- TASK TO CARRY OUT
Only lines holding the word "Source" should be copied from the material.

[DATA PROVIDED start]

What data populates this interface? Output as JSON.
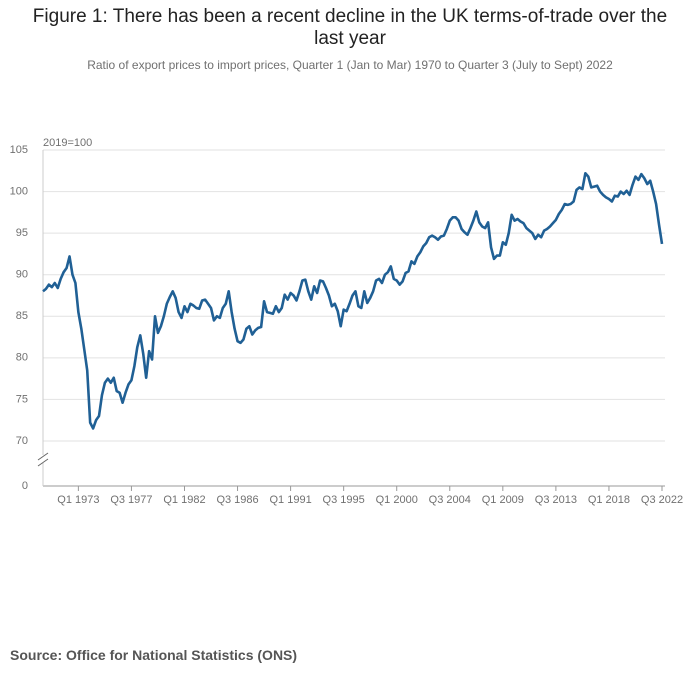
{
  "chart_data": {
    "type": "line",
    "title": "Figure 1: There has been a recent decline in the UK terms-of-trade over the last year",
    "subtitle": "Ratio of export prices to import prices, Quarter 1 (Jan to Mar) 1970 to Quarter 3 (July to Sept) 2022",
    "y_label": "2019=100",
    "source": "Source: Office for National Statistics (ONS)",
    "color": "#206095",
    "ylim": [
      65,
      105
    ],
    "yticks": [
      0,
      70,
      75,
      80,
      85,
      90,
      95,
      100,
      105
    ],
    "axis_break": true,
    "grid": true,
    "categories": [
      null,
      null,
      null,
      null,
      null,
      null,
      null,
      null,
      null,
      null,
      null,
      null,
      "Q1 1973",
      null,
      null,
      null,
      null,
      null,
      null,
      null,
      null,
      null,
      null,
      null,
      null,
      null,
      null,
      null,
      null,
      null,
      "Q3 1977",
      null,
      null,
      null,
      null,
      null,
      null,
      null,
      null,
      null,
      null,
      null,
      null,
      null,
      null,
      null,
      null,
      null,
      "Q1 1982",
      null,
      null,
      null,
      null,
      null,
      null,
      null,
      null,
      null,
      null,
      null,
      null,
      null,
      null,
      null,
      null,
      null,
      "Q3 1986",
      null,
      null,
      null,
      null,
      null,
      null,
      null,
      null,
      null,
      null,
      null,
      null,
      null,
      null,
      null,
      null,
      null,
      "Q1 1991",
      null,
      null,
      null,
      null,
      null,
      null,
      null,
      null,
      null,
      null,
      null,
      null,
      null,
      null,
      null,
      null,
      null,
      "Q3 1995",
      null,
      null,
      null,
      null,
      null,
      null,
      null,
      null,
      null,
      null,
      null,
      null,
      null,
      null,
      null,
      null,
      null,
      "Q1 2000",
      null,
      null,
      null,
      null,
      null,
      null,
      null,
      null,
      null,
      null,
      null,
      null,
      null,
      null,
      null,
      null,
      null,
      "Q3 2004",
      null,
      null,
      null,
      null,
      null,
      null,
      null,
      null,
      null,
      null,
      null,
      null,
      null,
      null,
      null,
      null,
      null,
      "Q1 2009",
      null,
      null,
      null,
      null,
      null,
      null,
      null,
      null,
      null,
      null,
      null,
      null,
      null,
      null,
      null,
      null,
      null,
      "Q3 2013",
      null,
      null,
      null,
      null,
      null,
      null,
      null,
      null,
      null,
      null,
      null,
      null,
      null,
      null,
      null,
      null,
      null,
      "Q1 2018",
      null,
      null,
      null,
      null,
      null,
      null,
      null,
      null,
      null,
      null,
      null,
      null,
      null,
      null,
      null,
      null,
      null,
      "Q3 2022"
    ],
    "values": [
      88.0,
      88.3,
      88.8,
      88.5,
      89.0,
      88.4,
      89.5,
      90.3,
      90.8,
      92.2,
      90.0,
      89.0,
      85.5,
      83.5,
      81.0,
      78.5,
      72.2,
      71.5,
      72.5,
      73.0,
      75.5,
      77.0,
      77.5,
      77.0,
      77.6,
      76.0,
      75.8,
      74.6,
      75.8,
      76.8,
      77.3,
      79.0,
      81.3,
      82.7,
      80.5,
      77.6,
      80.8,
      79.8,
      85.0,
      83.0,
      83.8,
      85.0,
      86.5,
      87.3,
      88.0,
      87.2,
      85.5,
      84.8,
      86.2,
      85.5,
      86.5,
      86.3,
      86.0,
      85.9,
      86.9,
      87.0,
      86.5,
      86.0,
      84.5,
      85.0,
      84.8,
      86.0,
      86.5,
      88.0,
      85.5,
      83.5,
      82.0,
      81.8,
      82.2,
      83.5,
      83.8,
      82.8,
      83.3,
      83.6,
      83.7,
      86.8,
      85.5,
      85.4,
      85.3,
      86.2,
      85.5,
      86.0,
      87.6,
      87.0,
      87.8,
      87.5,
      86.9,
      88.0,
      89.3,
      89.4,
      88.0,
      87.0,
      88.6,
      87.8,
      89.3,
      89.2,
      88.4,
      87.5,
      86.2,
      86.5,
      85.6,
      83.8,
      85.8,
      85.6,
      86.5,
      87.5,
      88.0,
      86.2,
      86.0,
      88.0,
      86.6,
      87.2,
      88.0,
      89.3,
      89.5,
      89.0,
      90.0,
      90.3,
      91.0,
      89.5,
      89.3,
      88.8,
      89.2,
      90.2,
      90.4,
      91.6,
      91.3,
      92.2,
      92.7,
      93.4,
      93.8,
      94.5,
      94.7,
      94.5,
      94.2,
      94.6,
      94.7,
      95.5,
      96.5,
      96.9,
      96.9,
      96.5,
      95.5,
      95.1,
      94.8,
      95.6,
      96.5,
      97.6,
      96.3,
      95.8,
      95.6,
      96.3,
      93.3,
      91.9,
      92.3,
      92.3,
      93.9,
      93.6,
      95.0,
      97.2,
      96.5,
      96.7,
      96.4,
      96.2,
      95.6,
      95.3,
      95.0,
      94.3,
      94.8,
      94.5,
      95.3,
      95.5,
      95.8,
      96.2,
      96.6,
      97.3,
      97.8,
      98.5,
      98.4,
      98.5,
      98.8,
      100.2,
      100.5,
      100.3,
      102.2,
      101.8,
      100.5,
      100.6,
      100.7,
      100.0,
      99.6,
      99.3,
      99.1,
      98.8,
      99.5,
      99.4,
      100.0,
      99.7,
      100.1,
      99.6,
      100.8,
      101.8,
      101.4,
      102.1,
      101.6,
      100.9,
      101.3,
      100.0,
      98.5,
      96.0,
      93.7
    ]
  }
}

[DATA PROVIDED end]
[DATA PROVIDED start]

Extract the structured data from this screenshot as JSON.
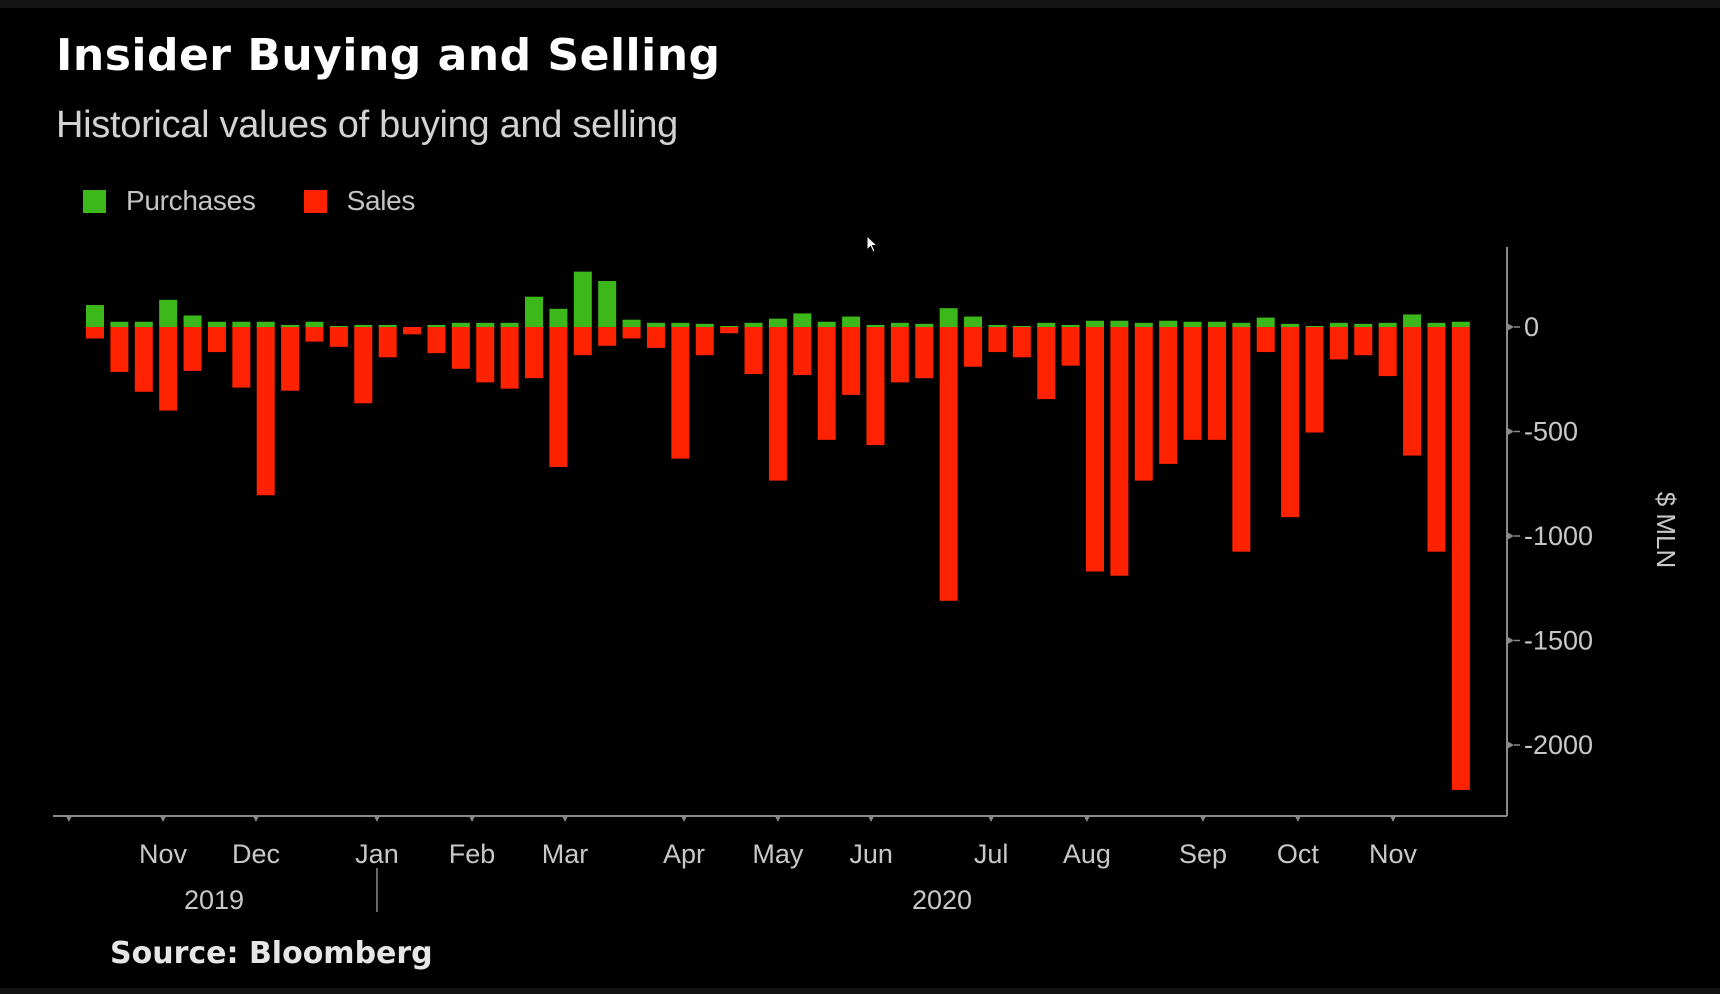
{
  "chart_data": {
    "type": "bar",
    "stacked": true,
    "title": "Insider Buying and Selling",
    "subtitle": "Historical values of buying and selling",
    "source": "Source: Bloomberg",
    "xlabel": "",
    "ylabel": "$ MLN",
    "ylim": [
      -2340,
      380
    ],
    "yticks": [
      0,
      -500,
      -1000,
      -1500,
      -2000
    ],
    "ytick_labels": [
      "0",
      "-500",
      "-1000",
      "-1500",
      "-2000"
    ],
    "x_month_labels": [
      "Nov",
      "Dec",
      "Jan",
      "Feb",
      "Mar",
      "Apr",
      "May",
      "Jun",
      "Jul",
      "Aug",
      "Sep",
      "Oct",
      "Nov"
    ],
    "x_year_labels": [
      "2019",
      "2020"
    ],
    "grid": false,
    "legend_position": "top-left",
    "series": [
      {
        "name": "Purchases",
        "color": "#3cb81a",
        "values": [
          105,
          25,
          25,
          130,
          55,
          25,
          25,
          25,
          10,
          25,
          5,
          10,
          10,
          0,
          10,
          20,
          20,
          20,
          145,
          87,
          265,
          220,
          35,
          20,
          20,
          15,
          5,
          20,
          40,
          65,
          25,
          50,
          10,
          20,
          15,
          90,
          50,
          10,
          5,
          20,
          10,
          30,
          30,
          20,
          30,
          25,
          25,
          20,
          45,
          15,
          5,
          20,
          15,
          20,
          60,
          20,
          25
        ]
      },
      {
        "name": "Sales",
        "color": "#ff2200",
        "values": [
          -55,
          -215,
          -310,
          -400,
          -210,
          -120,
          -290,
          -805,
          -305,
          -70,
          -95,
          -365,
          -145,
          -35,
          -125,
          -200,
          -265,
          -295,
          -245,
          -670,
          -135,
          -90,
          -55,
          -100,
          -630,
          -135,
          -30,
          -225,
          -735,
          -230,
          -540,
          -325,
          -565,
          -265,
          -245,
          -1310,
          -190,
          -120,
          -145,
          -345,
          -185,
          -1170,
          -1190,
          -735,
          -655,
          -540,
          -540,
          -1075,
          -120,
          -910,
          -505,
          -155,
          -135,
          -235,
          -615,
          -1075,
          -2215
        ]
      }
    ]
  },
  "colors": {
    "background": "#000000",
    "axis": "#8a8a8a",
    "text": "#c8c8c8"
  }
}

[DATA PROVIDED end]
[DATA PROVIDED start]

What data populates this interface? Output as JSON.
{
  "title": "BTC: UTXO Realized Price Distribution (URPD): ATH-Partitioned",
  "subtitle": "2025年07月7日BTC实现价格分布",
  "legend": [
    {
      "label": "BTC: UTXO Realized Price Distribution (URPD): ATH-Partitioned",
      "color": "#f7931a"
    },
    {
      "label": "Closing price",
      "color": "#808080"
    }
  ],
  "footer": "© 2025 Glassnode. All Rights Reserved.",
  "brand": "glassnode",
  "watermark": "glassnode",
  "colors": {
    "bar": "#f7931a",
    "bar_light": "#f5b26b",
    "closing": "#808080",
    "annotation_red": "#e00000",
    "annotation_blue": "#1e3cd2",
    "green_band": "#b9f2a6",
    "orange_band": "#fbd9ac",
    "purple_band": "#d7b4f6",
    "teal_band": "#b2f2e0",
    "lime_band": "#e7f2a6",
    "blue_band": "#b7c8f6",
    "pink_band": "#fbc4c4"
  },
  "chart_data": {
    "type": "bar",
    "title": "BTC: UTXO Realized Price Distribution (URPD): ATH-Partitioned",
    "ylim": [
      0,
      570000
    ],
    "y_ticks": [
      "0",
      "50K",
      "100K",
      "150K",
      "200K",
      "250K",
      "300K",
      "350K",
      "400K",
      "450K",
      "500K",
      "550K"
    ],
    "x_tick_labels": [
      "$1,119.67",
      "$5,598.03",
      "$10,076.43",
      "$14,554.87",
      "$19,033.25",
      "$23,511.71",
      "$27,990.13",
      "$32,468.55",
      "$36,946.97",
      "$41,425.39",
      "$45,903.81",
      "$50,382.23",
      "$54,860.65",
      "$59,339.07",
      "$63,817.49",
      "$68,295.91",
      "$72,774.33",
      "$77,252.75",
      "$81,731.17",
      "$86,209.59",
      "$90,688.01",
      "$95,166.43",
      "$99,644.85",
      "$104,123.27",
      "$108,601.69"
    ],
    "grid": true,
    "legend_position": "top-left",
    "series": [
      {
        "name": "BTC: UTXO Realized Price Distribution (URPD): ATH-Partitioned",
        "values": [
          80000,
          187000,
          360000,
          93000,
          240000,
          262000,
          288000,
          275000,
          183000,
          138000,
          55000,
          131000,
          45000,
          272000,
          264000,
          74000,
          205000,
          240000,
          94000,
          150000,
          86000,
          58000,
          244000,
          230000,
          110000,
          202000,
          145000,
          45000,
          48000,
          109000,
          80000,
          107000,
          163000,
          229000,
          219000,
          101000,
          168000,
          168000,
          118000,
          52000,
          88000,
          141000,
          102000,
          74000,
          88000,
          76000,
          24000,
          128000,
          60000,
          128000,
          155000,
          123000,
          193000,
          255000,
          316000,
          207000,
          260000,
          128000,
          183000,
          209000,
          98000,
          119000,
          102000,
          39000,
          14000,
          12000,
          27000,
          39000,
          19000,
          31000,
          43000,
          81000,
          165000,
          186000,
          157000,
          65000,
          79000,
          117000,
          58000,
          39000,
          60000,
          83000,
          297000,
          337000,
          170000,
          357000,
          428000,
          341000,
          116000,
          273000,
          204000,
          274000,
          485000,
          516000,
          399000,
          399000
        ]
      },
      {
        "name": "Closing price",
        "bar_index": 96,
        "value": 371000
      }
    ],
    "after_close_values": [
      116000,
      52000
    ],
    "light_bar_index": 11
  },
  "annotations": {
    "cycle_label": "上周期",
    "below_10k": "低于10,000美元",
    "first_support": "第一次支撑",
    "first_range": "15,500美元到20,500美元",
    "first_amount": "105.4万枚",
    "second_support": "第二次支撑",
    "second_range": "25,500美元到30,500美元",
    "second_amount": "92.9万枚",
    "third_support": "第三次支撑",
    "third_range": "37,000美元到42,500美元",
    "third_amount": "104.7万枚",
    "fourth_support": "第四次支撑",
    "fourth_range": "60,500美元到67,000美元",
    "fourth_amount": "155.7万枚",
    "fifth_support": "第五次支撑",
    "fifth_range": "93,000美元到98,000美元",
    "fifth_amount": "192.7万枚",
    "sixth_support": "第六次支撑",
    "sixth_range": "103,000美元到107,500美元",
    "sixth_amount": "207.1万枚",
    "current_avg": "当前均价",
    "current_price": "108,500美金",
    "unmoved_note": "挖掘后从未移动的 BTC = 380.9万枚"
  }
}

[DATA PROVIDED end]

- EXERCISE RESPONSE
    "source": "Source: Office for National Statistics (ONS)",
    "source": "Source: Bloomberg",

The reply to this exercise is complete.